---- MATERIAL PROVIDED

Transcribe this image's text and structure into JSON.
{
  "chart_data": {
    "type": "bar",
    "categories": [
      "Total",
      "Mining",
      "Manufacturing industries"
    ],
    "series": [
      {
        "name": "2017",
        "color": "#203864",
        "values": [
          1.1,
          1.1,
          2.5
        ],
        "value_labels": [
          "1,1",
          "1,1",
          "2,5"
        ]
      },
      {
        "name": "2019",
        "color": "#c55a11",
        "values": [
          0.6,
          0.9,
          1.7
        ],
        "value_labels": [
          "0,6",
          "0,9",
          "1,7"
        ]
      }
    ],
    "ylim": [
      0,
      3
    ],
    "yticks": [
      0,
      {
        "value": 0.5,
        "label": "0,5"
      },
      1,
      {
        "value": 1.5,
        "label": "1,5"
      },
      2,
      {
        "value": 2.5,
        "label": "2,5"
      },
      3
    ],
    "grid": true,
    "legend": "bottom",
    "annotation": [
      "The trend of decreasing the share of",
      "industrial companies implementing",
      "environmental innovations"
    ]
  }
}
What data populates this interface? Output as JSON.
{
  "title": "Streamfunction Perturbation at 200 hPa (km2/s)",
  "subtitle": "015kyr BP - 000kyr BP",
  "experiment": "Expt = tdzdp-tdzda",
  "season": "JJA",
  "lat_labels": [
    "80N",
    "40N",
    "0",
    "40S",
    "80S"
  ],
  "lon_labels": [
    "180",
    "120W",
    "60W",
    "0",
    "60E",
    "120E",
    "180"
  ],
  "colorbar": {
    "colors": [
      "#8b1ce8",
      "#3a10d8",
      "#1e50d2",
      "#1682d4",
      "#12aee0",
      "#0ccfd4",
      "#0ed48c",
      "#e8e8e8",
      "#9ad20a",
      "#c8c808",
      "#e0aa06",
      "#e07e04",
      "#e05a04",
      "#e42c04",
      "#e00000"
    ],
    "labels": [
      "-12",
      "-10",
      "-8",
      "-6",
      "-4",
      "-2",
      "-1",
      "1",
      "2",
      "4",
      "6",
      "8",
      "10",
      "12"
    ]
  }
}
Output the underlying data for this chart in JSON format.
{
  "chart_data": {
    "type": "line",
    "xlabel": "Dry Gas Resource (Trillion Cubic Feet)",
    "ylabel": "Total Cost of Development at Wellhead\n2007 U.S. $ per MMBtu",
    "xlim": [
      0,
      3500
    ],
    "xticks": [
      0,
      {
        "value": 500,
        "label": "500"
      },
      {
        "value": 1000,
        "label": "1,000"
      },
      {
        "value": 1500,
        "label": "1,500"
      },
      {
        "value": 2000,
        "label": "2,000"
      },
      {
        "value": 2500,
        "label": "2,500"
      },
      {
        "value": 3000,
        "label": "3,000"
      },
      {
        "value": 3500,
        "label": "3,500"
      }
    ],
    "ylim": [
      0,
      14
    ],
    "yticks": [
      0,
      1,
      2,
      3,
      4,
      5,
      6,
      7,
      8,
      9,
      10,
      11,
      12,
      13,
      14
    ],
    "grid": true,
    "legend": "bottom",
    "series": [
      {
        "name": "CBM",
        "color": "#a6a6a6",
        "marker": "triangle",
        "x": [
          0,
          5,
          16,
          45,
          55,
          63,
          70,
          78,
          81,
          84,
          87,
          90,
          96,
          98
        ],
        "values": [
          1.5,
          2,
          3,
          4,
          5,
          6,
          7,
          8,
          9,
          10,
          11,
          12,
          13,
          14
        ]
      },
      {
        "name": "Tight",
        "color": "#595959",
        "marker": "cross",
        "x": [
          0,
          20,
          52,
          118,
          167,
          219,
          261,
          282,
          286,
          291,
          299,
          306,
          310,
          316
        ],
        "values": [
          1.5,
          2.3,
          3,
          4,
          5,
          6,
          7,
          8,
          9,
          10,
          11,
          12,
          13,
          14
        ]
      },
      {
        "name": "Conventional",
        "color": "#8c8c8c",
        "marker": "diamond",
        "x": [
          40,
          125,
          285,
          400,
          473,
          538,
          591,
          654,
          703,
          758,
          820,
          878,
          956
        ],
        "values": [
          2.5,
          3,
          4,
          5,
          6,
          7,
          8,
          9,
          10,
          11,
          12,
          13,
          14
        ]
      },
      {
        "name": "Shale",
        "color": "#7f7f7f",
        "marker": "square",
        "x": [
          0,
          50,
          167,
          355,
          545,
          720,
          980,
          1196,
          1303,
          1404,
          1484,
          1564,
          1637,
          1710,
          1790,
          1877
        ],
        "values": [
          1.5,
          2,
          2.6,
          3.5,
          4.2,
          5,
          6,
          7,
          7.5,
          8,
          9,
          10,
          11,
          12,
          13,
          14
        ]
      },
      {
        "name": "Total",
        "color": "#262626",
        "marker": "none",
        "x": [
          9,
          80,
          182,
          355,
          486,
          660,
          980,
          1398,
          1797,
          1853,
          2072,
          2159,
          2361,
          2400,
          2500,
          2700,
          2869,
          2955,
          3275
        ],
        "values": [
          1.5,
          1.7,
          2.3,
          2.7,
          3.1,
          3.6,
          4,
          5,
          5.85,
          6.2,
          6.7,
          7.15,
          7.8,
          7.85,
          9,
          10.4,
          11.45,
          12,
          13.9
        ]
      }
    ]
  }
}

--------

▶ _PROBLEM DESCRIPTION_: Consider the entries above and return each line with the string "JSON".

▶ _EXERCISE ANSWER_:
Transcribe this image's text and structure into JSON.
What data populates this interface? Output as JSON.
Output the underlying data for this chart in JSON format.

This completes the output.